### SET PROBLEM
Word for word, set down the records and skip each picture.

(Collected data entries)
(begin)

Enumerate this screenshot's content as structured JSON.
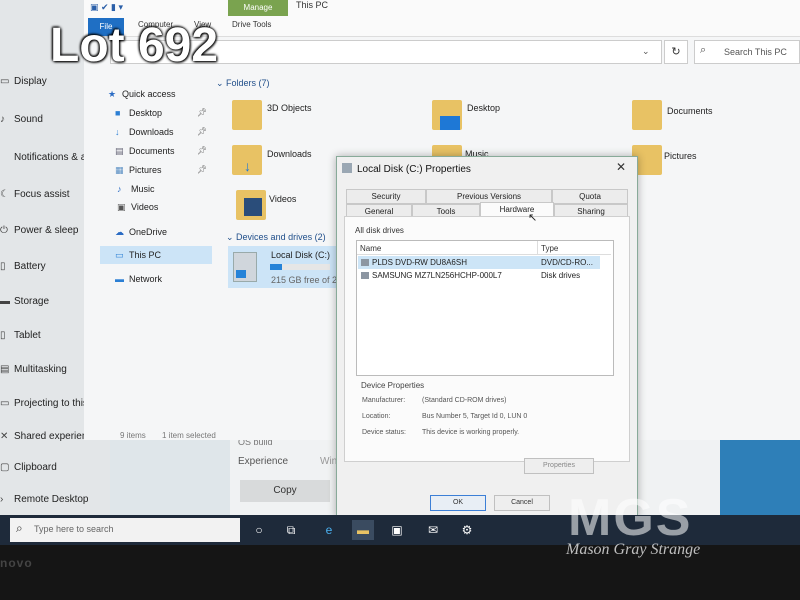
{
  "overlay": {
    "lot_label": "Lot 692",
    "logo_letters": "MGS",
    "logo_name": "Mason Gray Strange"
  },
  "settings": {
    "items": [
      {
        "label": "Display",
        "icon": "display-icon"
      },
      {
        "label": "Sound",
        "icon": "speaker-icon"
      },
      {
        "label": "Notifications & acti",
        "icon": "notification-icon"
      },
      {
        "label": "Focus assist",
        "icon": "moon-icon"
      },
      {
        "label": "Power & sleep",
        "icon": "power-icon"
      },
      {
        "label": "Battery",
        "icon": "battery-icon"
      },
      {
        "label": "Storage",
        "icon": "storage-icon"
      },
      {
        "label": "Tablet",
        "icon": "tablet-icon"
      },
      {
        "label": "Multitasking",
        "icon": "multitasking-icon"
      },
      {
        "label": "Projecting to this PC",
        "icon": "projector-icon"
      },
      {
        "label": "Shared experiences",
        "icon": "shared-icon"
      },
      {
        "label": "Clipboard",
        "icon": "clipboard-icon"
      },
      {
        "label": "Remote Desktop",
        "icon": "remote-icon"
      }
    ],
    "os_build": "OS build",
    "experience_label": "Experience",
    "experience_value": "Wind",
    "copy_button": "Copy"
  },
  "explorer": {
    "tabs": {
      "file": "File",
      "computer": "Computer",
      "view": "View",
      "manage": "Manage",
      "drive_tools": "Drive Tools"
    },
    "title": "This PC",
    "search_placeholder": "Search This PC",
    "nav": {
      "quick_access": "Quick access",
      "desktop": "Desktop",
      "downloads": "Downloads",
      "documents": "Documents",
      "pictures": "Pictures",
      "music": "Music",
      "videos": "Videos",
      "onedrive": "OneDrive",
      "this_pc": "This PC",
      "network": "Network"
    },
    "folders_header": "Folders (7)",
    "folders": [
      "3D Objects",
      "Desktop",
      "Documents",
      "Downloads",
      "Music",
      "Pictures",
      "Videos"
    ],
    "devices_header": "Devices and drives (2)",
    "drive_name": "Local Disk (C:)",
    "drive_free": "215 GB free of 2",
    "drive_used_fraction": 0.2,
    "status_items": "9 items",
    "status_selected": "1 item selected"
  },
  "dialog": {
    "title": "Local Disk (C:) Properties",
    "tabs_row1": [
      "Security",
      "Previous Versions",
      "Quota"
    ],
    "tabs_row2": [
      "General",
      "Tools",
      "Hardware",
      "Sharing"
    ],
    "all_disk_drives": "All disk drives",
    "col_name": "Name",
    "col_type": "Type",
    "drives": [
      {
        "name": "PLDS DVD-RW DU8A6SH",
        "type": "DVD/CD-RO..."
      },
      {
        "name": "SAMSUNG MZ7LN256HCHP-000L7",
        "type": "Disk drives"
      }
    ],
    "device_properties": "Device Properties",
    "manufacturer_label": "Manufacturer:",
    "manufacturer_value": "(Standard CD-ROM drives)",
    "location_label": "Location:",
    "location_value": "Bus Number 5, Target Id 0, LUN 0",
    "status_label": "Device status:",
    "status_value": "This device is working properly.",
    "properties_button": "Properties",
    "ok_button": "OK",
    "cancel_button": "Cancel"
  },
  "taskbar": {
    "search_placeholder": "Type here to search"
  },
  "bezel_brand": "novo"
}
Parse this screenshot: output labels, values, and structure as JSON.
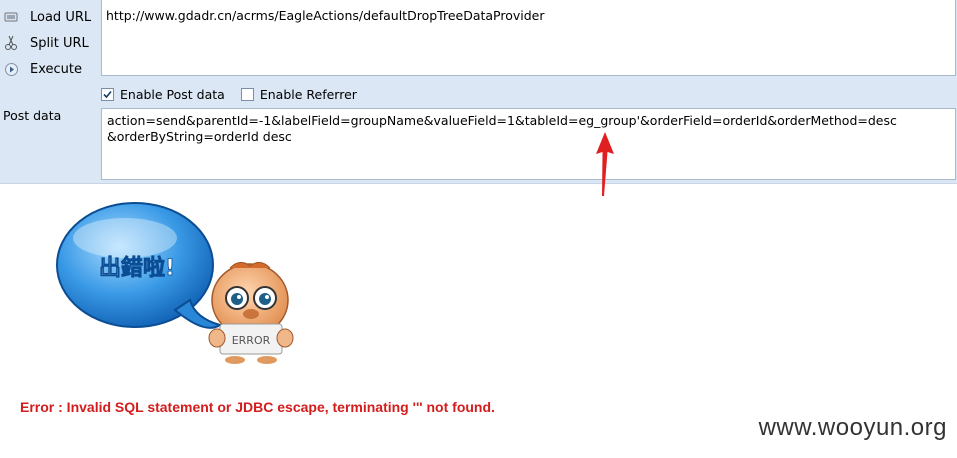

(end)

### RESULT OF THE EXERCISE
Enumerate this screenshot's content as structured JSON.
{
  "overlay": {
    "lot_label": "Lot 692",
    "logo_letters": "MGS",
    "logo_name": "Mason Gray Strange"
  },
  "settings": {
    "items": [
      {
        "label": "Display",
        "icon": "display-icon"
      },
      {
        "label": "Sound",
        "icon": "speaker-icon"
      },
      {
        "label": "Notifications & acti",
        "icon": "notification-icon"
      },
      {
        "label": "Focus assist",
        "icon": "moon-icon"
      },
      {
        "label": "Power & sleep",
        "icon": "power-icon"
      },
      {
        "label": "Battery",
        "icon": "battery-icon"
      },
      {
        "label": "Storage",
        "icon": "storage-icon"
      },
      {
        "label": "Tablet",
        "icon": "tablet-icon"
      },
      {
        "label": "Multitasking",
        "icon": "multitasking-icon"
      },
      {
        "label": "Projecting to this PC",
        "icon": "projector-icon"
      },
      {
        "label": "Shared experiences",
        "icon": "shared-icon"
      },
      {
        "label": "Clipboard",
        "icon": "clipboard-icon"
      },
      {
        "label": "Remote Desktop",
        "icon": "remote-icon"
      }
    ],
    "os_build": "OS build",
    "experience_label": "Experience",
    "experience_value": "Wind",
    "copy_button": "Copy"
  },
  "explorer": {
    "tabs": {
      "file": "File",
      "computer": "Computer",
      "view": "View",
      "manage": "Manage",
      "drive_tools": "Drive Tools"
    },
    "title": "This PC",
    "search_placeholder": "Search This PC",
    "nav": {
      "quick_access": "Quick access",
      "desktop": "Desktop",
      "downloads": "Downloads",
      "documents": "Documents",
      "pictures": "Pictures",
      "music": "Music",
      "videos": "Videos",
      "onedrive": "OneDrive",
      "this_pc": "This PC",
      "network": "Network"
    },
    "folders_header": "Folders (7)",
    "folders": [
      "3D Objects",
      "Desktop",
      "Documents",
      "Downloads",
      "Music",
      "Pictures",
      "Videos"
    ],
    "devices_header": "Devices and drives (2)",
    "drive_name": "Local Disk (C:)",
    "drive_free": "215 GB free of 2",
    "drive_used_fraction": 0.2,
    "status_items": "9 items",
    "status_selected": "1 item selected"
  },
  "dialog": {
    "title": "Local Disk (C:) Properties",
    "tabs_row1": [
      "Security",
      "Previous Versions",
      "Quota"
    ],
    "tabs_row2": [
      "General",
      "Tools",
      "Hardware",
      "Sharing"
    ],
    "all_disk_drives": "All disk drives",
    "col_name": "Name",
    "col_type": "Type",
    "drives": [
      {
        "name": "PLDS DVD-RW DU8A6SH",
        "type": "DVD/CD-RO..."
      },
      {
        "name": "SAMSUNG MZ7LN256HCHP-000L7",
        "type": "Disk drives"
      }
    ],
    "device_properties": "Device Properties",
    "manufacturer_label": "Manufacturer:",
    "manufacturer_value": "(Standard CD-ROM drives)",
    "location_label": "Location:",
    "location_value": "Bus Number 5, Target Id 0, LUN 0",
    "status_label": "Device status:",
    "status_value": "This device is working properly.",
    "properties_button": "Properties",
    "ok_button": "OK",
    "cancel_button": "Cancel"
  },
  "taskbar": {
    "search_placeholder": "Type here to search"
  },
  "bezel_brand": "novo"
}
Parse this screenshot: output labels, values, and structure as JSON.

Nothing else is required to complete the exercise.